### Written instruction
Return all of the data exactly as written, without the pictures.

### Provided material
▬▬▬▬▬▬▬▬▬▬
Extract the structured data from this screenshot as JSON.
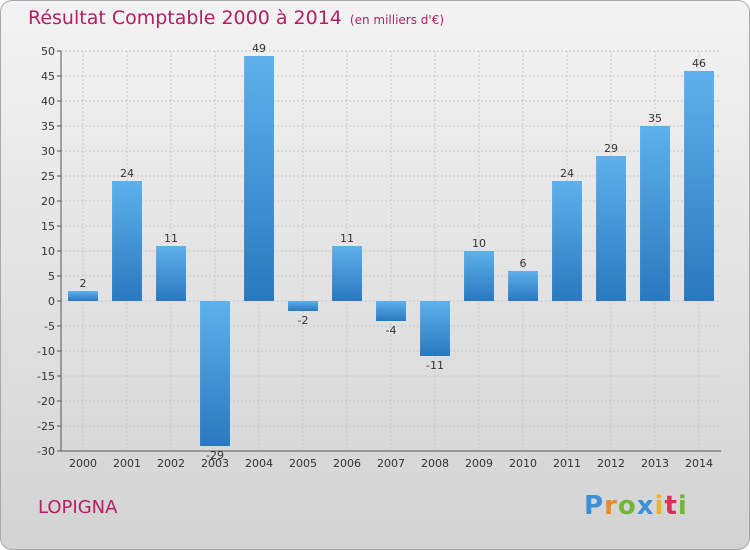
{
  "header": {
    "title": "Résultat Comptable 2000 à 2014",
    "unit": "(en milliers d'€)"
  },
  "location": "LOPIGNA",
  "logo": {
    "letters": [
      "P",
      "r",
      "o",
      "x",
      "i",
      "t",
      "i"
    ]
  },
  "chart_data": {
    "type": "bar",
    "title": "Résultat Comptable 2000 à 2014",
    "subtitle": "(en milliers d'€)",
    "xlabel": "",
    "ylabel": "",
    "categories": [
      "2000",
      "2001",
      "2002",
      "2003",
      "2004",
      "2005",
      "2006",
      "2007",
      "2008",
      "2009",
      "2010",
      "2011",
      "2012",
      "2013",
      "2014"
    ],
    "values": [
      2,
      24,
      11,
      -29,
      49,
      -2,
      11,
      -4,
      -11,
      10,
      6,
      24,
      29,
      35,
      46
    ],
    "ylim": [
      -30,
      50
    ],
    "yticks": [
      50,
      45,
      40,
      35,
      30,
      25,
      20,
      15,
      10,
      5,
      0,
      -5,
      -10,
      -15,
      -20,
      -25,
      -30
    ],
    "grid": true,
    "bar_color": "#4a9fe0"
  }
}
▬▬▬▬▬▬▬▬▬▬
### The completed task
Extract the structured data from this screenshot as JSON.
{
  "header": {
    "title": "Résultat Comptable 2000 à 2014",
    "unit": "(en milliers d'€)"
  },
  "location": "LOPIGNA",
  "logo": {
    "letters": [
      "P",
      "r",
      "o",
      "x",
      "i",
      "t",
      "i"
    ]
  },
  "chart_data": {
    "type": "bar",
    "title": "Résultat Comptable 2000 à 2014",
    "subtitle": "(en milliers d'€)",
    "xlabel": "",
    "ylabel": "",
    "categories": [
      "2000",
      "2001",
      "2002",
      "2003",
      "2004",
      "2005",
      "2006",
      "2007",
      "2008",
      "2009",
      "2010",
      "2011",
      "2012",
      "2013",
      "2014"
    ],
    "values": [
      2,
      24,
      11,
      -29,
      49,
      -2,
      11,
      -4,
      -11,
      10,
      6,
      24,
      29,
      35,
      46
    ],
    "ylim": [
      -30,
      50
    ],
    "yticks": [
      50,
      45,
      40,
      35,
      30,
      25,
      20,
      15,
      10,
      5,
      0,
      -5,
      -10,
      -15,
      -20,
      -25,
      -30
    ],
    "grid": true,
    "bar_color": "#4a9fe0"
  }
}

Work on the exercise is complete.